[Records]
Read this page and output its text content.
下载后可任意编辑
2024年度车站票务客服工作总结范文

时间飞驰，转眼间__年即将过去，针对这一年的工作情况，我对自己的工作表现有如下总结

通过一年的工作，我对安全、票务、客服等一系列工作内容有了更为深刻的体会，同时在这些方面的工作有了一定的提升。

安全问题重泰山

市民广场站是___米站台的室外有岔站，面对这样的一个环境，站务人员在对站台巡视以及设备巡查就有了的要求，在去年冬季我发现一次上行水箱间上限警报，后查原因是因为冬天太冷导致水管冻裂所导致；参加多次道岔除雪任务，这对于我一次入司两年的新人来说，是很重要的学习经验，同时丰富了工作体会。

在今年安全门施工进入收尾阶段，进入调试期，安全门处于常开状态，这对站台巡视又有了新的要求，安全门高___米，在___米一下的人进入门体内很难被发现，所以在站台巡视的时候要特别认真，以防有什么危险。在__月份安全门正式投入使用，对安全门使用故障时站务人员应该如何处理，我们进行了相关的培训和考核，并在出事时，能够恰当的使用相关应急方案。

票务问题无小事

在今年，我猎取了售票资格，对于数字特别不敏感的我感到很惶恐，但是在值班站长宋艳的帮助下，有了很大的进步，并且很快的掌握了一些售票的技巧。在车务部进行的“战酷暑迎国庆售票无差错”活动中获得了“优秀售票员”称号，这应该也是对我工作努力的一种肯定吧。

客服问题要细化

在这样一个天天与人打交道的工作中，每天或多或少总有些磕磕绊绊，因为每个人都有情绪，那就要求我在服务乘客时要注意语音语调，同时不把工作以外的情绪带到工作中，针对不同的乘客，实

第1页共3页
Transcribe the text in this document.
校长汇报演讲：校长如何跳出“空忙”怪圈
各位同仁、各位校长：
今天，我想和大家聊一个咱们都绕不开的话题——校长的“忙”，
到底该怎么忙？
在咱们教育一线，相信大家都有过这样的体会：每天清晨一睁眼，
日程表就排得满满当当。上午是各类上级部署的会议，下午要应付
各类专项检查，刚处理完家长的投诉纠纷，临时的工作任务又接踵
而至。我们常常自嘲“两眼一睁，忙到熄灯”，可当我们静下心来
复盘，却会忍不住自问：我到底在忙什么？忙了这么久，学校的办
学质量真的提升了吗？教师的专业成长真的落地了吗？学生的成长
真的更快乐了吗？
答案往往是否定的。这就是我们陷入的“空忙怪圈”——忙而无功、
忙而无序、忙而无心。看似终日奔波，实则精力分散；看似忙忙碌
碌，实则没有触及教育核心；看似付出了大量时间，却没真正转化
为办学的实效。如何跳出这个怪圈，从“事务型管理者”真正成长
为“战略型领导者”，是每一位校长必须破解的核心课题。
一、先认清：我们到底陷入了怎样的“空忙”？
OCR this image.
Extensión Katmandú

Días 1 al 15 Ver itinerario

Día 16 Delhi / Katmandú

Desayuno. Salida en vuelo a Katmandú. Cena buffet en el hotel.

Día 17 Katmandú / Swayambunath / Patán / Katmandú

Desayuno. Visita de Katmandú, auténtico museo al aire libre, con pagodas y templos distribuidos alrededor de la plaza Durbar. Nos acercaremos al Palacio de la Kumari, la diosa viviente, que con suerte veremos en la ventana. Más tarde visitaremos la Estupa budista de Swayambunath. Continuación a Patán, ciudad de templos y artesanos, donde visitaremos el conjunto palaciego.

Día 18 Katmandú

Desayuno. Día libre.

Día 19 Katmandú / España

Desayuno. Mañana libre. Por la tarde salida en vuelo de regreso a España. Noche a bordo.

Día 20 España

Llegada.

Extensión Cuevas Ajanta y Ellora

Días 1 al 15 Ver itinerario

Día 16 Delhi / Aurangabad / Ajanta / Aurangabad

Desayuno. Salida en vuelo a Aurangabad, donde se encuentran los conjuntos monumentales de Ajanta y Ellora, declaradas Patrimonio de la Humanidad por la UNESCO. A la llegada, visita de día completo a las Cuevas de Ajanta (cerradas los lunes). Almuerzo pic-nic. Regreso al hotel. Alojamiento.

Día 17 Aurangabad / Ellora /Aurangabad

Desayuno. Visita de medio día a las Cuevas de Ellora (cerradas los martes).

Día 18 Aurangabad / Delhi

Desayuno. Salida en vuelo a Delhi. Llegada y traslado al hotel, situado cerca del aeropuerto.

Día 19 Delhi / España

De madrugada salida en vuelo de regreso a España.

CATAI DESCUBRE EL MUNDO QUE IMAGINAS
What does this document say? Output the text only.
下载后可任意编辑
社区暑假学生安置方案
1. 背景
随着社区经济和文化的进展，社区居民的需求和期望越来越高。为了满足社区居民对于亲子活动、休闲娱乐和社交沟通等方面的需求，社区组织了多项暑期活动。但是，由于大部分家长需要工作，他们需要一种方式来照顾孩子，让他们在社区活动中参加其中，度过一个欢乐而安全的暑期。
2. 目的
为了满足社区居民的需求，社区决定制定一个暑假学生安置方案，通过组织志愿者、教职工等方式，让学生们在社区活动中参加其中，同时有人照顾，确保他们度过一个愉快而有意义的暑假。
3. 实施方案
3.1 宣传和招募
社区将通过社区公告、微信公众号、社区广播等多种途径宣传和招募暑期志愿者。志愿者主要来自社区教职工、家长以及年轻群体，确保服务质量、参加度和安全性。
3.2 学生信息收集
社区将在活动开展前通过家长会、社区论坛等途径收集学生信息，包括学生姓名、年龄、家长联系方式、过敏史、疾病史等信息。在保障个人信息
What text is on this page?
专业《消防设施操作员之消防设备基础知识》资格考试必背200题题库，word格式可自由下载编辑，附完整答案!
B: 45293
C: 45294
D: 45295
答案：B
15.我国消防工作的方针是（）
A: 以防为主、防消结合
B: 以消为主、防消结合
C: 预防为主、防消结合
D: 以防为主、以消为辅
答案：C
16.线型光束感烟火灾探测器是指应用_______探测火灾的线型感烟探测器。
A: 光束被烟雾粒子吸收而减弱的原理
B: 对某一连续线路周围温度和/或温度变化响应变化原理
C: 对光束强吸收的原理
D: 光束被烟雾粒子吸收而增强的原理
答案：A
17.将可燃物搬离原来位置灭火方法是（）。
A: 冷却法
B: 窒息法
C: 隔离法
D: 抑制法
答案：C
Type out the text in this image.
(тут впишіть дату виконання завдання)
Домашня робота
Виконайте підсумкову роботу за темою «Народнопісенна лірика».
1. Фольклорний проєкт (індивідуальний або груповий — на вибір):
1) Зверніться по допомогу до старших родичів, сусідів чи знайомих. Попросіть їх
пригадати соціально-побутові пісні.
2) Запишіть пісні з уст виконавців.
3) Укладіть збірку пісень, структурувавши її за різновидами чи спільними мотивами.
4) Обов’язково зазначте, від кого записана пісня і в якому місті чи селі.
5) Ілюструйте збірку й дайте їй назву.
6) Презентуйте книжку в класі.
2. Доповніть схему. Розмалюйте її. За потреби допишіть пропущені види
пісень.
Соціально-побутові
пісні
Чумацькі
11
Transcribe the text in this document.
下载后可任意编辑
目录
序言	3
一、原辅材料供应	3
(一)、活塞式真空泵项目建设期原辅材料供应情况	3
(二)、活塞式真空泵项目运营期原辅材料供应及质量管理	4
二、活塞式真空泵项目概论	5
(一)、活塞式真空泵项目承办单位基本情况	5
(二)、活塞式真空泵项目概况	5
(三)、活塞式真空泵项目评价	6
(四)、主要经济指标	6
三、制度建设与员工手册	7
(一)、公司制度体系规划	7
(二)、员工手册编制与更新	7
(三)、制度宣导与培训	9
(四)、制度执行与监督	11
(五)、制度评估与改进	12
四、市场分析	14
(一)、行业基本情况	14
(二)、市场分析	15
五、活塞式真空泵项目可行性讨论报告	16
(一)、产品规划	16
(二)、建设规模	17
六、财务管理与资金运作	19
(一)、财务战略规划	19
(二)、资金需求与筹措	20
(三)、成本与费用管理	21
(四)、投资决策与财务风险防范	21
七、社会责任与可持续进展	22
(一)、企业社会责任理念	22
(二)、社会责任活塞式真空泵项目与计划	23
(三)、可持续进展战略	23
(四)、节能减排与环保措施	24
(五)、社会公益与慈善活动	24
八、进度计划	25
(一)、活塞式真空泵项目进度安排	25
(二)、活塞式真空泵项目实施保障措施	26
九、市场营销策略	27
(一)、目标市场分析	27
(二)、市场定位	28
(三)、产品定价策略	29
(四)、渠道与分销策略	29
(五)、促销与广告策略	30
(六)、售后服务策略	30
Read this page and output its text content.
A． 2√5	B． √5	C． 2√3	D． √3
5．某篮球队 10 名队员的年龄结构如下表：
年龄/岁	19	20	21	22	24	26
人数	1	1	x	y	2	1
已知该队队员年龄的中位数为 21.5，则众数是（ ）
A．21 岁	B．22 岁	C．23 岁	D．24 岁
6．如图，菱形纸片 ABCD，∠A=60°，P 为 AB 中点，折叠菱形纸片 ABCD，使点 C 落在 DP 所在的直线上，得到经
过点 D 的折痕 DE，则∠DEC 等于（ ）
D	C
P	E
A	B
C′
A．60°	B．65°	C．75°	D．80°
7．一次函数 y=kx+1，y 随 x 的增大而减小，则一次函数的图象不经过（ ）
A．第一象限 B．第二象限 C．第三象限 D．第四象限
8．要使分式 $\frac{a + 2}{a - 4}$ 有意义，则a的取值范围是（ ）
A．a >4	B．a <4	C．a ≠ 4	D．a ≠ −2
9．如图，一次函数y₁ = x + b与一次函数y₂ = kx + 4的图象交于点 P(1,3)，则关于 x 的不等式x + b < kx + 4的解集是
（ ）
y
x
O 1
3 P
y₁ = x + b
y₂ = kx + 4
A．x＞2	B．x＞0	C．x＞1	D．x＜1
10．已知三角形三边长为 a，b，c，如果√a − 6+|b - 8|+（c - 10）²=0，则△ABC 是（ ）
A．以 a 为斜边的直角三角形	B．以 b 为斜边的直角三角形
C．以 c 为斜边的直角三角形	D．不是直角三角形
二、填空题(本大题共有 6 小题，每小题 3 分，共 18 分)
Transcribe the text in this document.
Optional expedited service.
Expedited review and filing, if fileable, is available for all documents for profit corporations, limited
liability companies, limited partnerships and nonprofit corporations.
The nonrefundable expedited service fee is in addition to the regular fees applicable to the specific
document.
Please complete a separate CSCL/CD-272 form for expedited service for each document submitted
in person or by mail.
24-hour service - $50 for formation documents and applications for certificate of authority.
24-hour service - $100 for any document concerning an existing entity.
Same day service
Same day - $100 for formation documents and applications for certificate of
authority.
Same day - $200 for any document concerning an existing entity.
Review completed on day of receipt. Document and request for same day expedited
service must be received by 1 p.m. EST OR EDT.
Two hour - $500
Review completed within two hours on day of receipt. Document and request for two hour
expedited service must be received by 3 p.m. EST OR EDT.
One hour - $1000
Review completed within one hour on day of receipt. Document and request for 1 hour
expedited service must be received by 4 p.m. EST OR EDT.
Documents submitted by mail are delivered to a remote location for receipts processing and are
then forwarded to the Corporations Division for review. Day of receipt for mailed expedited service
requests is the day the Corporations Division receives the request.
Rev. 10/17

Prompt: Among the lines of the material, find those that hold the word "побутові" and copy them.

Result of this task:
пригадати соціально-побутові пісні.
Соціально-побутові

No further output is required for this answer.